### What to work on:
Each entry below should be echoed exactly, with pictures omitted.

### Dataset excerpts:

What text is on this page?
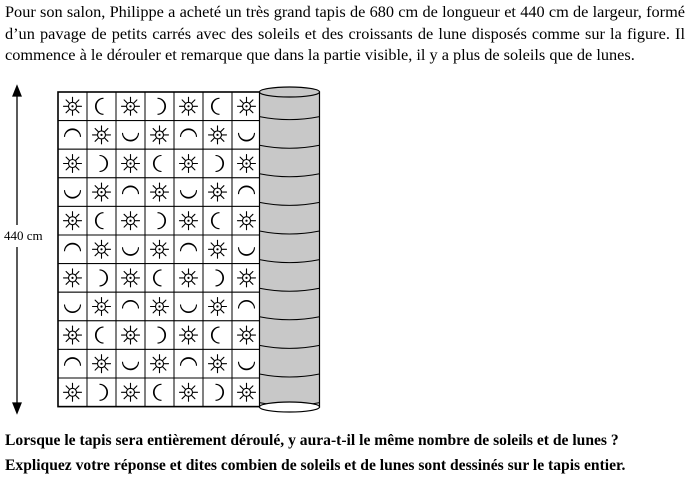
Pour son salon, Philippe a acheté un très grand tapis de 680 cm de longueur et 440 cm de largeur, formé d’un pavage de petits carrés avec des soleils et des croissants de lune disposés comme sur la figure. Il commence à le dérouler et remarque que dans la partie visible, il y a plus de soleils que de lunes.

440 cm

Lorsque le tapis sera entièrement déroulé, y aura-t-il le même nombre de soleils et de lunes ?

Expliquez votre réponse et dites combien de soleils et de lunes sont dessinés sur le tapis entier.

### Answer in full:
What text is on this page?
Pour son salon, Philippe a acheté un très grand tapis de 680 cm de longueur et 440 cm de largeur, formé d’un pavage de petits carrés avec des soleils et des croissants de lune disposés comme sur la figure. Il commence à le dérouler et remarque que dans la partie visible, il y a plus de soleils que de lunes.

440 cm

Lorsque le tapis sera entièrement déroulé, y aura-t-il le même nombre de soleils et de lunes ?

Expliquez votre réponse et dites combien de soleils et de lunes sont dessinés sur le tapis entier.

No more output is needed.